● Directive
Provide the data again in its entirety, exactly as given.

Dataset rows:
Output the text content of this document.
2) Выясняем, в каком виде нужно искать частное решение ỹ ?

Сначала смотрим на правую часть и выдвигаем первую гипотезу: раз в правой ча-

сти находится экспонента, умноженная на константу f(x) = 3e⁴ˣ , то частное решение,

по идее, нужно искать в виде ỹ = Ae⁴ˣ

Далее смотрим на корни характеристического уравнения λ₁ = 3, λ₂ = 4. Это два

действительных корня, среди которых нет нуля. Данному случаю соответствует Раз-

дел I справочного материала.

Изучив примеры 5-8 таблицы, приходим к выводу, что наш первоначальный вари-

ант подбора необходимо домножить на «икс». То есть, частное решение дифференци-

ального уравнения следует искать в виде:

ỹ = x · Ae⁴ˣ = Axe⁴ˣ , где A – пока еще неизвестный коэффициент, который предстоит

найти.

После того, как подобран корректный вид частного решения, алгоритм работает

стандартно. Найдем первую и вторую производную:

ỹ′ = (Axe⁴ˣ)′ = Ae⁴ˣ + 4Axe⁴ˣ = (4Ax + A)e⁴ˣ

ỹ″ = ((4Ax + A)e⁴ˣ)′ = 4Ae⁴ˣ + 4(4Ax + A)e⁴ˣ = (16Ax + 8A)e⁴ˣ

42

● Result
Output the text content of this document.
2) Выясняем, в каком виде нужно искать частное решение ỹ ?

Сначала смотрим на правую часть и выдвигаем первую гипотезу: раз в правой ча-

сти находится экспонента, умноженная на константу f(x) = 3e⁴ˣ , то частное решение,

по идее, нужно искать в виде ỹ = Ae⁴ˣ

Далее смотрим на корни характеристического уравнения λ₁ = 3, λ₂ = 4. Это два

действительных корня, среди которых нет нуля. Данному случаю соответствует Раз-

дел I справочного материала.

Изучив примеры 5-8 таблицы, приходим к выводу, что наш первоначальный вари-

ант подбора необходимо домножить на «икс». То есть, частное решение дифференци-

ального уравнения следует искать в виде:

ỹ = x · Ae⁴ˣ = Axe⁴ˣ , где A – пока еще неизвестный коэффициент, который предстоит

найти.

После того, как подобран корректный вид частного решения, алгоритм работает

стандартно. Найдем первую и вторую производную:

ỹ′ = (Axe⁴ˣ)′ = Ae⁴ˣ + 4Axe⁴ˣ = (4Ax + A)e⁴ˣ

ỹ″ = ((4Ax + A)e⁴ˣ)′ = 4Ae⁴ˣ + 4(4Ax + A)e⁴ˣ = (16Ax + 8A)e⁴ˣ

42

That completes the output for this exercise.